Records contained in a dataset
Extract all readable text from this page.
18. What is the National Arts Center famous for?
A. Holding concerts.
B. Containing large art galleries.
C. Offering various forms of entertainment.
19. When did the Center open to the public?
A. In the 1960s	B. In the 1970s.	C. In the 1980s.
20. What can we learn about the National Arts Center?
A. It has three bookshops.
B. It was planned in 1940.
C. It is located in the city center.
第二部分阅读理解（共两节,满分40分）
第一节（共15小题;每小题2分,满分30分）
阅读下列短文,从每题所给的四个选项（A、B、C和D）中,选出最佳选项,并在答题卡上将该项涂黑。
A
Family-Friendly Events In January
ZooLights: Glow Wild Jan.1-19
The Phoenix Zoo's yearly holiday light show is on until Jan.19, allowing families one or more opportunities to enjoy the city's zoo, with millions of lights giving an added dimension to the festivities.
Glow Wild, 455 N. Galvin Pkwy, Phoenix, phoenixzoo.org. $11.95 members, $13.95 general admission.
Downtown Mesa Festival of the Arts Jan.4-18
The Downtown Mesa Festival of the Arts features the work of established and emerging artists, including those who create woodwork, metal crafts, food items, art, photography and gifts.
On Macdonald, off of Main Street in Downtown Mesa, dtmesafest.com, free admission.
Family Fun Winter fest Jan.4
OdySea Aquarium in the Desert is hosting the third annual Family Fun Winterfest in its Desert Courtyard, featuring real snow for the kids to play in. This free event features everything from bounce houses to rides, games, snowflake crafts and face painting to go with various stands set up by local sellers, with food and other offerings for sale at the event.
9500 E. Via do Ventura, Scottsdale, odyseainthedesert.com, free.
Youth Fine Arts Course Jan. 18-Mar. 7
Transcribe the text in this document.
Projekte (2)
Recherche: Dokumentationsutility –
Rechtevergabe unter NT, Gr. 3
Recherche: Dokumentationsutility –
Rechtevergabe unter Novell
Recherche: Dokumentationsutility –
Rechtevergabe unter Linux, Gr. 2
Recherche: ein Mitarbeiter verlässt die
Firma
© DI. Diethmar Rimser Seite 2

==

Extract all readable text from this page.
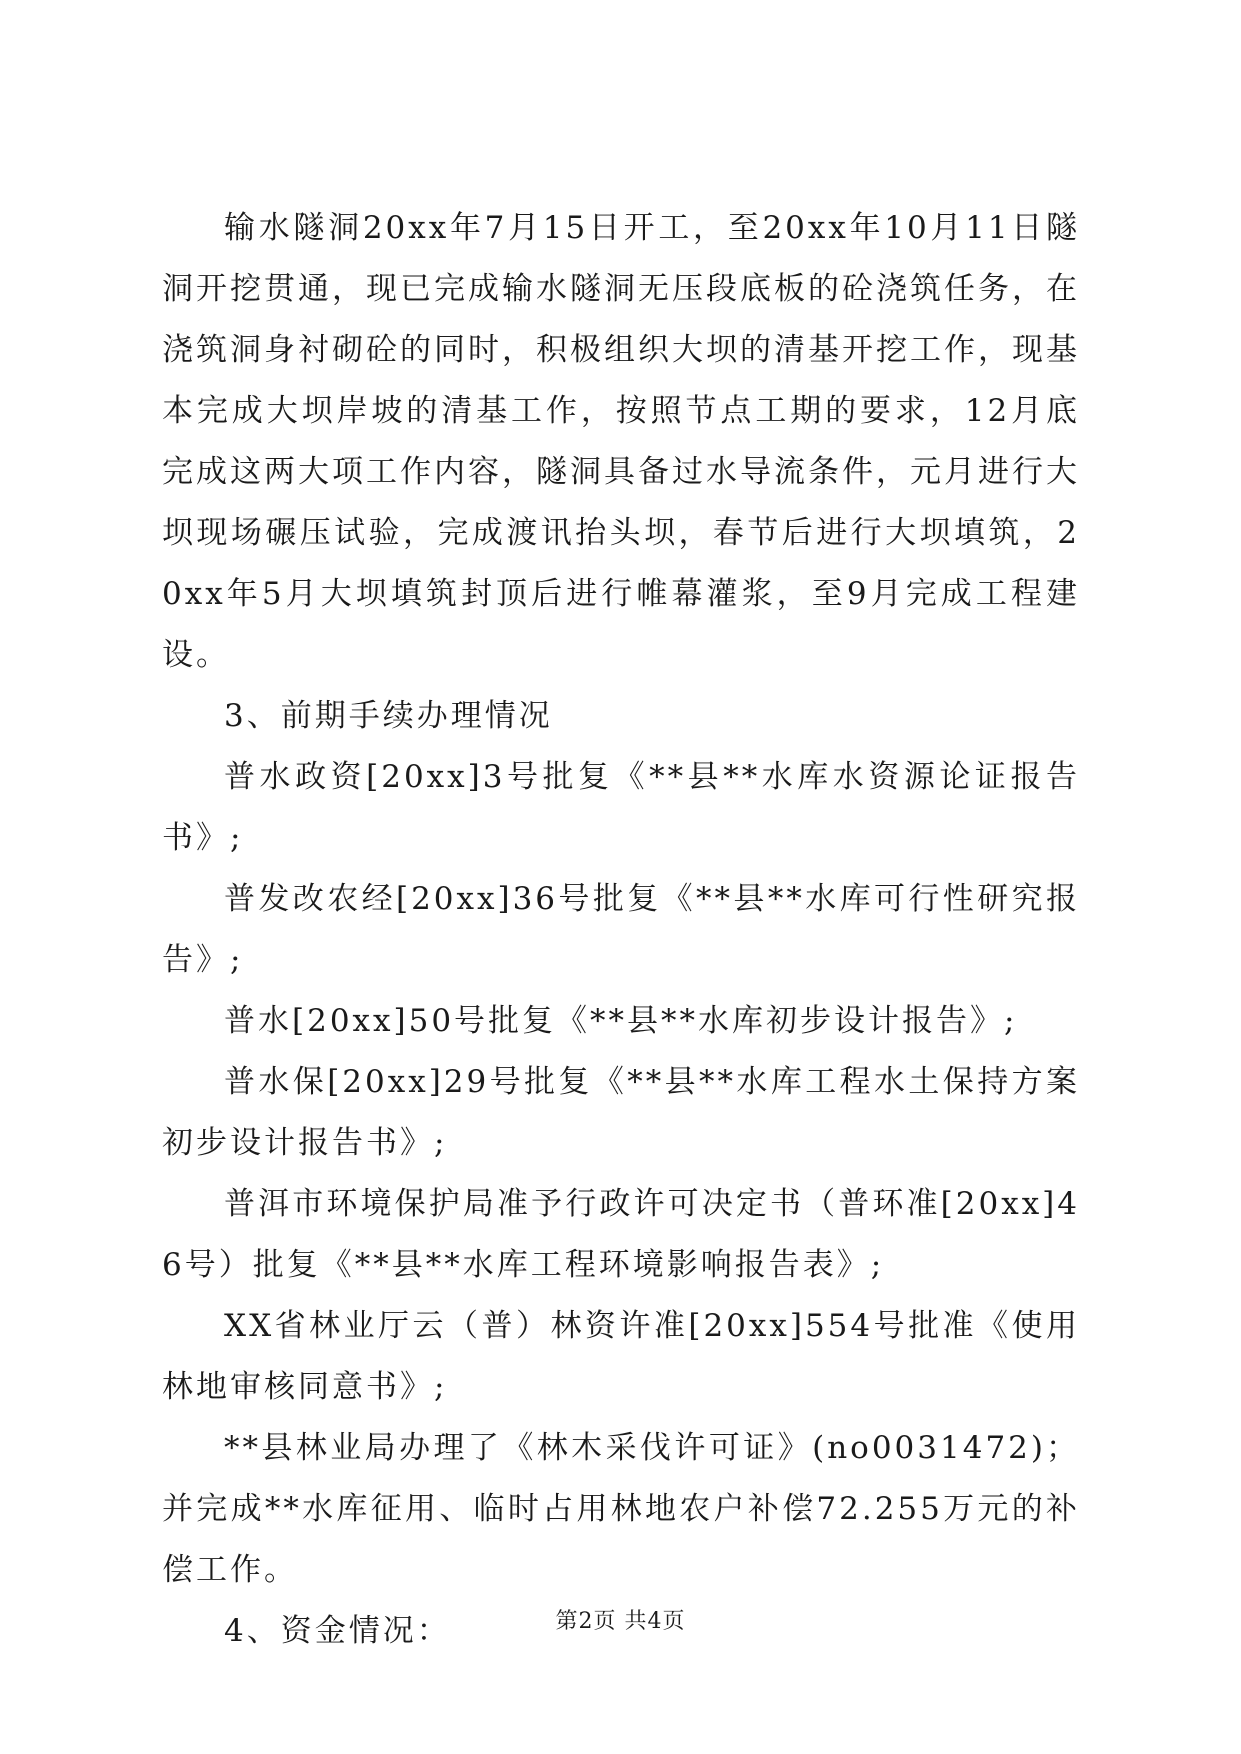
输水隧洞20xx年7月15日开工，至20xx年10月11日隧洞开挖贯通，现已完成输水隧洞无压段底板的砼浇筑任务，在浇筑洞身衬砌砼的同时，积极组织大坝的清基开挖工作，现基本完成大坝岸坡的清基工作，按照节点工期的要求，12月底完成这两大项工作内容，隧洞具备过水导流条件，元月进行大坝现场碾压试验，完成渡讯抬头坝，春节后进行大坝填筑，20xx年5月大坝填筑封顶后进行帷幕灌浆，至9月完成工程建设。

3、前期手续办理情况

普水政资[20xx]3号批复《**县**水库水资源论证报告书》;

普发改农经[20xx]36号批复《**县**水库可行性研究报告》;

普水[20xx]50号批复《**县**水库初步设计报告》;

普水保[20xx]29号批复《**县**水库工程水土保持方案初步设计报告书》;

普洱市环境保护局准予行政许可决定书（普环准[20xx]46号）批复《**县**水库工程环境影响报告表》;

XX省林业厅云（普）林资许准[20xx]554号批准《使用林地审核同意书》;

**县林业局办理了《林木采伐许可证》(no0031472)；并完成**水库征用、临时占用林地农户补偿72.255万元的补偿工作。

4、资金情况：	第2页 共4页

• [Exercise] Gather up every line from the listing above in which the word "Phoenix" occurs.

• [The solution]
The Phoenix Zoo's yearly holiday light show is on until Jan.19, allowing families one or more opportunities to enjoy the city's zoo, with millions of lights giving an added dimension to the festivities.
Glow Wild, 455 N. Galvin Pkwy, Phoenix, phoenixzoo.org. $11.95 members, $13.95 general admission.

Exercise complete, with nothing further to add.